* Begin Dataset records *
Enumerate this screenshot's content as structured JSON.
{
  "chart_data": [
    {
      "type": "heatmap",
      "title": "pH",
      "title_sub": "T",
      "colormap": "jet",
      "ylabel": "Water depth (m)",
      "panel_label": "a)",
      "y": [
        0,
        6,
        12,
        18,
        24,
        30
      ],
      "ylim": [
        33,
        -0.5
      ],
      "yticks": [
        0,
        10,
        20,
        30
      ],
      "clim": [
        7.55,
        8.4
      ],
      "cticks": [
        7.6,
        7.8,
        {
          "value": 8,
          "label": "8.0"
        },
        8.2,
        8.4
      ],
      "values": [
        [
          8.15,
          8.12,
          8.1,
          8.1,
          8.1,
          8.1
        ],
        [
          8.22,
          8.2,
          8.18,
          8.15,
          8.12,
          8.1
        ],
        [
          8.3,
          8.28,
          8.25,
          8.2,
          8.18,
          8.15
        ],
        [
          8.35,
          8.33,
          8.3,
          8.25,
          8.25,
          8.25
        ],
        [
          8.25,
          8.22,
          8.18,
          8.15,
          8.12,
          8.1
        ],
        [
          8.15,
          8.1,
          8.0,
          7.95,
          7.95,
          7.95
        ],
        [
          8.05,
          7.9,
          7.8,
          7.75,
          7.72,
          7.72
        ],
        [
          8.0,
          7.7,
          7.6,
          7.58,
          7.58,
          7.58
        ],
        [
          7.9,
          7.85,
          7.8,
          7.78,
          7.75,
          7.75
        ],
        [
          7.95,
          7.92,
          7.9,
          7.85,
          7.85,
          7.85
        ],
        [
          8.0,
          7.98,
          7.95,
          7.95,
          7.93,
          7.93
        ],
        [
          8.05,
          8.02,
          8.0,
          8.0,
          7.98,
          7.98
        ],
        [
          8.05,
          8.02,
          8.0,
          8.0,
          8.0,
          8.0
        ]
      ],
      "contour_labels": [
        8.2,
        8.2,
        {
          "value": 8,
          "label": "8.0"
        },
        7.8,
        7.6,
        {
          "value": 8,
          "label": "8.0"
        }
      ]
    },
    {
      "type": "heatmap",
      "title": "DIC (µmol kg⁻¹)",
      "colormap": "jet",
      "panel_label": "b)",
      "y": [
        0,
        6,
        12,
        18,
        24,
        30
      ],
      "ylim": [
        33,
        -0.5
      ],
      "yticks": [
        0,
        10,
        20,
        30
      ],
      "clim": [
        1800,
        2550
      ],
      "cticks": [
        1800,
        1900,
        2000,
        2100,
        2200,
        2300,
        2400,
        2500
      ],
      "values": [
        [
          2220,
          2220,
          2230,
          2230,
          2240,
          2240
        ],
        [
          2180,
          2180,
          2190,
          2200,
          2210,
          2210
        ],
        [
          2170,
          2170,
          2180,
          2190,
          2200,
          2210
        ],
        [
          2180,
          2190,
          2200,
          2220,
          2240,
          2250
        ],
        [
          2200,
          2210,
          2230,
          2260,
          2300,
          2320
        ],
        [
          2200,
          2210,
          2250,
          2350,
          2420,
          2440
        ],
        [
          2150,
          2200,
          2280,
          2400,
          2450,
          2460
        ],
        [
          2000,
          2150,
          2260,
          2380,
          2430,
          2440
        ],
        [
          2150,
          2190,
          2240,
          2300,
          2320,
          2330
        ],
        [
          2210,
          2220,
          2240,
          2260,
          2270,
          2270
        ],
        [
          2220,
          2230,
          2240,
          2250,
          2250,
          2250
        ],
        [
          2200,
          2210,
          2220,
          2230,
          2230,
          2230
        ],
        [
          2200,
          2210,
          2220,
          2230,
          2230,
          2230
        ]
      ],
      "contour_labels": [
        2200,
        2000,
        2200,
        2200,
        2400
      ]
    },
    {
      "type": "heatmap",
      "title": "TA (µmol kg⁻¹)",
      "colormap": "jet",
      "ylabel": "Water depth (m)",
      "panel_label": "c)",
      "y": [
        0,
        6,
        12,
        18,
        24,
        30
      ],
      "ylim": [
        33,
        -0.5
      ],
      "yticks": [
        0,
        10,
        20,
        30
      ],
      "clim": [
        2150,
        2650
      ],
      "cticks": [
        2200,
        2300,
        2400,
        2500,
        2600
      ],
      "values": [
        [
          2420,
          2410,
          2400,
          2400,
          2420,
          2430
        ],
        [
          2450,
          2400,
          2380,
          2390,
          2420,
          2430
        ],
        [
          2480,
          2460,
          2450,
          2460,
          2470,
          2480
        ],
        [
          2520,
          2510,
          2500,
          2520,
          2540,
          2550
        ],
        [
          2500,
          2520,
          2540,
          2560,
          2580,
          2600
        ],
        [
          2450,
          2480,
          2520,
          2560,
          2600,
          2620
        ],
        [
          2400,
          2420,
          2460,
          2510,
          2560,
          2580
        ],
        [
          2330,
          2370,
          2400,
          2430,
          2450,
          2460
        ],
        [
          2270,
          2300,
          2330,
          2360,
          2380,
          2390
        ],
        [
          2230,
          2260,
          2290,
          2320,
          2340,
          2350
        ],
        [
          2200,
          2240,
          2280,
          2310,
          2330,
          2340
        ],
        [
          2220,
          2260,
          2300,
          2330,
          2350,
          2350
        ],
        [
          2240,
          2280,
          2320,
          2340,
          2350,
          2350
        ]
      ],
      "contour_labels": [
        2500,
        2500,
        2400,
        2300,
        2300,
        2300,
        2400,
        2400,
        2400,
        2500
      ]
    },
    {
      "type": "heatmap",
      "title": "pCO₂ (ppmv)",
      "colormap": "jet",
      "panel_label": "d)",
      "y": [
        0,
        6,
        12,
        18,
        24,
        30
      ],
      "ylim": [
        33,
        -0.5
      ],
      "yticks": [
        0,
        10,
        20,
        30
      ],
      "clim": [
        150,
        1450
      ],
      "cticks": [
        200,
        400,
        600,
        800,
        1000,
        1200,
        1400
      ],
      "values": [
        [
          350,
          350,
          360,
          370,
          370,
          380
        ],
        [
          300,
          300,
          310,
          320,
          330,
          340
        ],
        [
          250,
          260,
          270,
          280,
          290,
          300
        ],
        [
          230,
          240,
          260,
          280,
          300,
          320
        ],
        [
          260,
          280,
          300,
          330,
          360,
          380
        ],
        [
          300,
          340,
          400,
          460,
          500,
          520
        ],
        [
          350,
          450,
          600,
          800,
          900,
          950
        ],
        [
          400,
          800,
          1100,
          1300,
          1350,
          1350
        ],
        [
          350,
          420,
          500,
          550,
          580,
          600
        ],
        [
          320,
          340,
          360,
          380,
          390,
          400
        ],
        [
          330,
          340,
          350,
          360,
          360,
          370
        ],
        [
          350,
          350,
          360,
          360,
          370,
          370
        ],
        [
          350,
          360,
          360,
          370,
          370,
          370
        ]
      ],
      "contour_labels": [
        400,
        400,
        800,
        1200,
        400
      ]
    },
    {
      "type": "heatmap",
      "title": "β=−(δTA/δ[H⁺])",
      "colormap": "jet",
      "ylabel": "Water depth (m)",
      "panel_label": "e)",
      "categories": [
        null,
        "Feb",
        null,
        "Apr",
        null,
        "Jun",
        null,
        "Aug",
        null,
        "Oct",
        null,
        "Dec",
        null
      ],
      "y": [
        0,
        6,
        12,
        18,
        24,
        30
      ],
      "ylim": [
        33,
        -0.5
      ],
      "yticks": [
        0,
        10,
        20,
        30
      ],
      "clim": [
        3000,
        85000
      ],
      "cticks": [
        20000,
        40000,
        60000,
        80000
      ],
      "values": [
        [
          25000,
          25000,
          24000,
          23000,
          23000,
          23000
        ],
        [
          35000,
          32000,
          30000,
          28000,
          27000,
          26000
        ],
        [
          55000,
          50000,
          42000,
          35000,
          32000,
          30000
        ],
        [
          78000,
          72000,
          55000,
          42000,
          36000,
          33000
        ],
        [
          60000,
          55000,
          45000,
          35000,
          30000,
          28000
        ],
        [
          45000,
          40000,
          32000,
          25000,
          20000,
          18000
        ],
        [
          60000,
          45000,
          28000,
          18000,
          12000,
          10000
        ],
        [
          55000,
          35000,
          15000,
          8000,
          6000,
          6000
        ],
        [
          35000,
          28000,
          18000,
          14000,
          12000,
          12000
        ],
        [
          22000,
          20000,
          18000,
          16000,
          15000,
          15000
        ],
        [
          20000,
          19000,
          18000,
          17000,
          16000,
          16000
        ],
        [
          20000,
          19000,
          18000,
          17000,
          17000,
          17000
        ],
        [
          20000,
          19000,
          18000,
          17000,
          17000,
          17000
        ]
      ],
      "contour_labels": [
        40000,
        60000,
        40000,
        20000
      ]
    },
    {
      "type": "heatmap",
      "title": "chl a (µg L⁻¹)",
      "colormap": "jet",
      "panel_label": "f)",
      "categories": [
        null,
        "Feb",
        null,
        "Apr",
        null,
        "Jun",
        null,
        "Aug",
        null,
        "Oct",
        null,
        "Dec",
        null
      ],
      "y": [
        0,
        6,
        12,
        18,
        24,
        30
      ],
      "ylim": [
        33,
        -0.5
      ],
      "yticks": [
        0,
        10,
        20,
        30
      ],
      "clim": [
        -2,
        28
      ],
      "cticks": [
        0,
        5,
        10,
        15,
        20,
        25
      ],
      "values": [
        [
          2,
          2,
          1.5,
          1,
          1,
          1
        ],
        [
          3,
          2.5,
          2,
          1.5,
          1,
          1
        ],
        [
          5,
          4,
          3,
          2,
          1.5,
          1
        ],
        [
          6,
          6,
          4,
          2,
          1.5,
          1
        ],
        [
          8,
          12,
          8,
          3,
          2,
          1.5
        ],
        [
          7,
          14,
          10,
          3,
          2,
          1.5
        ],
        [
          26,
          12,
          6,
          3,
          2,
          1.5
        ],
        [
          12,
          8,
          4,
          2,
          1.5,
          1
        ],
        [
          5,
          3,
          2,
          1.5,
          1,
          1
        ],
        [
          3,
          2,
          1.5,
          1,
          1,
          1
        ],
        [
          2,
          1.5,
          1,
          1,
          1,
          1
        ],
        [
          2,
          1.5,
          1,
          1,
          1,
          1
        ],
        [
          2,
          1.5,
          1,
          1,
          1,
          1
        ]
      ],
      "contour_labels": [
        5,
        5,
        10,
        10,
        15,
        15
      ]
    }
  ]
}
* End Dataset records *
* Begin Dataset records *
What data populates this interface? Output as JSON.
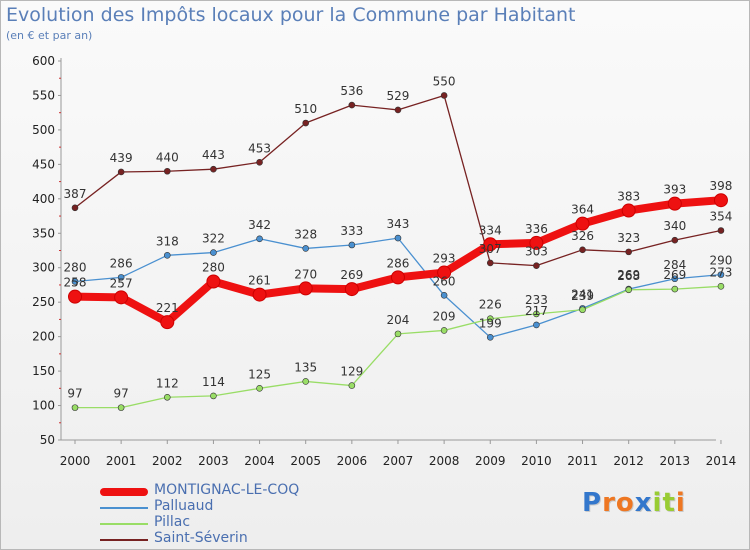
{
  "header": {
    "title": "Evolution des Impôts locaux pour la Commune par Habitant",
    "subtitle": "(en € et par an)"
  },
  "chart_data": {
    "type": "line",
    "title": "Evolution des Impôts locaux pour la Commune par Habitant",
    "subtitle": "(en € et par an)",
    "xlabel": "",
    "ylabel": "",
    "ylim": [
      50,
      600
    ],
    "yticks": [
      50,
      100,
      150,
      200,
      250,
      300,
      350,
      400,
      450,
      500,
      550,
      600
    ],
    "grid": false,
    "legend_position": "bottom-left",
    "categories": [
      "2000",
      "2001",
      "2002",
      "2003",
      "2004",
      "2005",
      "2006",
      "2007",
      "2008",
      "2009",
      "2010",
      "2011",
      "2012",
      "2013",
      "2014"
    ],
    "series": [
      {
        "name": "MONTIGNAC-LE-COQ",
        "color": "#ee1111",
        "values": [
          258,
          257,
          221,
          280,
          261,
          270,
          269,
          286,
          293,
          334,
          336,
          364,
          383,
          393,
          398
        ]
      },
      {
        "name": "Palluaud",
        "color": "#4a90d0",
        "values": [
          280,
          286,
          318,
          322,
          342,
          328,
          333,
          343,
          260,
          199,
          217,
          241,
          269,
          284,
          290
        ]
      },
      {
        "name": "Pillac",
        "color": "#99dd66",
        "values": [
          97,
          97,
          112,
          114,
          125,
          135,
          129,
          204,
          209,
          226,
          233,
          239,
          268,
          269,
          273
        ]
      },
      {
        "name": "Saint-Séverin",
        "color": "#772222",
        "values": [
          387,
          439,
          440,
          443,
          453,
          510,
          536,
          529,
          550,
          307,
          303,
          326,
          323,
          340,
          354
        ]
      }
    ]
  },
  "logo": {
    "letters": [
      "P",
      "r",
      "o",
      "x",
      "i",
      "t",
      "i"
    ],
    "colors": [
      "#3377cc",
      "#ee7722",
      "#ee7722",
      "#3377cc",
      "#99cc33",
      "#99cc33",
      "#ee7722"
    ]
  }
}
* End Dataset records *
▶ **Goal**: What is the number of lines in the data holding the word "name"? Reply with that number only.

▶ **Answer to this problem**: 4